═══ Data rows

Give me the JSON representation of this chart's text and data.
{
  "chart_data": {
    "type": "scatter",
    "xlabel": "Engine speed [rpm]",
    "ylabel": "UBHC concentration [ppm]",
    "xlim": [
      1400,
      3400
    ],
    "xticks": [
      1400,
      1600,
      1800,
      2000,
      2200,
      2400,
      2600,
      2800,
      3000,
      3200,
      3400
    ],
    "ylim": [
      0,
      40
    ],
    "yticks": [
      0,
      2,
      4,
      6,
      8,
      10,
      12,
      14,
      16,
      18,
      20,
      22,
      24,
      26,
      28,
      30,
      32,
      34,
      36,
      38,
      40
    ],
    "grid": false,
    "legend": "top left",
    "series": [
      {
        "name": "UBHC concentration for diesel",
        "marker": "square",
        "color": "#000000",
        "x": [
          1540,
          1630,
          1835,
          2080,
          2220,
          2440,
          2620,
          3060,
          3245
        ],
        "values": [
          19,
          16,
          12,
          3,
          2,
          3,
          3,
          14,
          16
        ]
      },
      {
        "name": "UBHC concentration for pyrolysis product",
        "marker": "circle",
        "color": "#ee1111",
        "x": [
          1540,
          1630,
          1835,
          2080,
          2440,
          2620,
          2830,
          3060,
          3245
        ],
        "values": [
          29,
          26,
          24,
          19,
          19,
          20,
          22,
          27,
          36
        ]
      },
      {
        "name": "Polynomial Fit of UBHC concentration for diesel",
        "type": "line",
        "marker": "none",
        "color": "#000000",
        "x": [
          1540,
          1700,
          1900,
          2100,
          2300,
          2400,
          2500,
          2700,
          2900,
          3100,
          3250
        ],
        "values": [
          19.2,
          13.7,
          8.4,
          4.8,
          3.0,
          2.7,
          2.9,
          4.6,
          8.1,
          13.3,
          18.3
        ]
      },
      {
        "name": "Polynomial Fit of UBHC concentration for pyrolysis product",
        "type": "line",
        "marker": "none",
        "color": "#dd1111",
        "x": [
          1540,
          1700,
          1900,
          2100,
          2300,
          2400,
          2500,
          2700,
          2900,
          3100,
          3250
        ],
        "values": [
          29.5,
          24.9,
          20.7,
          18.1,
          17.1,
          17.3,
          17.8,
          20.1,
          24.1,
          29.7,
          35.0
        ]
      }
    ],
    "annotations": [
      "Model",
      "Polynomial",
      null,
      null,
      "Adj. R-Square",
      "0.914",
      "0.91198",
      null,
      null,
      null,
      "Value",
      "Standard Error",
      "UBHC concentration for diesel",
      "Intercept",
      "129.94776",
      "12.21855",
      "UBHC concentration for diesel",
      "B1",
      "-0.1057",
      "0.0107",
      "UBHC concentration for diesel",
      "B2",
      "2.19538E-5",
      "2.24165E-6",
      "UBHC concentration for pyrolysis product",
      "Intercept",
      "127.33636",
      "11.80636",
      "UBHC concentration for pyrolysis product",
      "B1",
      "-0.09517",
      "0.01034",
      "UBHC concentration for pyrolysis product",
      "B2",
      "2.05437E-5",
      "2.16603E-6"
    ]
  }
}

══════

Given problem: Write the entries again, exactly as they stand.

Result of this exercise:
Give me the JSON representation of this chart's text and data.
{
  "chart_data": {
    "type": "scatter",
    "xlabel": "Engine speed [rpm]",
    "ylabel": "UBHC concentration [ppm]",
    "xlim": [
      1400,
      3400
    ],
    "xticks": [
      1400,
      1600,
      1800,
      2000,
      2200,
      2400,
      2600,
      2800,
      3000,
      3200,
      3400
    ],
    "ylim": [
      0,
      40
    ],
    "yticks": [
      0,
      2,
      4,
      6,
      8,
      10,
      12,
      14,
      16,
      18,
      20,
      22,
      24,
      26,
      28,
      30,
      32,
      34,
      36,
      38,
      40
    ],
    "grid": false,
    "legend": "top left",
    "series": [
      {
        "name": "UBHC concentration for diesel",
        "marker": "square",
        "color": "#000000",
        "x": [
          1540,
          1630,
          1835,
          2080,
          2220,
          2440,
          2620,
          3060,
          3245
        ],
        "values": [
          19,
          16,
          12,
          3,
          2,
          3,
          3,
          14,
          16
        ]
      },
      {
        "name": "UBHC concentration for pyrolysis product",
        "marker": "circle",
        "color": "#ee1111",
        "x": [
          1540,
          1630,
          1835,
          2080,
          2440,
          2620,
          2830,
          3060,
          3245
        ],
        "values": [
          29,
          26,
          24,
          19,
          19,
          20,
          22,
          27,
          36
        ]
      },
      {
        "name": "Polynomial Fit of UBHC concentration for diesel",
        "type": "line",
        "marker": "none",
        "color": "#000000",
        "x": [
          1540,
          1700,
          1900,
          2100,
          2300,
          2400,
          2500,
          2700,
          2900,
          3100,
          3250
        ],
        "values": [
          19.2,
          13.7,
          8.4,
          4.8,
          3.0,
          2.7,
          2.9,
          4.6,
          8.1,
          13.3,
          18.3
        ]
      },
      {
        "name": "Polynomial Fit of UBHC concentration for pyrolysis product",
        "type": "line",
        "marker": "none",
        "color": "#dd1111",
        "x": [
          1540,
          1700,
          1900,
          2100,
          2300,
          2400,
          2500,
          2700,
          2900,
          3100,
          3250
        ],
        "values": [
          29.5,
          24.9,
          20.7,
          18.1,
          17.1,
          17.3,
          17.8,
          20.1,
          24.1,
          29.7,
          35.0
        ]
      }
    ],
    "annotations": [
      "Model",
      "Polynomial",
      null,
      null,
      "Adj. R-Square",
      "0.914",
      "0.91198",
      null,
      null,
      null,
      "Value",
      "Standard Error",
      "UBHC concentration for diesel",
      "Intercept",
      "129.94776",
      "12.21855",
      "UBHC concentration for diesel",
      "B1",
      "-0.1057",
      "0.0107",
      "UBHC concentration for diesel",
      "B2",
      "2.19538E-5",
      "2.24165E-6",
      "UBHC concentration for pyrolysis product",
      "Intercept",
      "127.33636",
      "11.80636",
      "UBHC concentration for pyrolysis product",
      "B1",
      "-0.09517",
      "0.01034",
      "UBHC concentration for pyrolysis product",
      "B2",
      "2.05437E-5",
      "2.16603E-6"
    ]
  }
}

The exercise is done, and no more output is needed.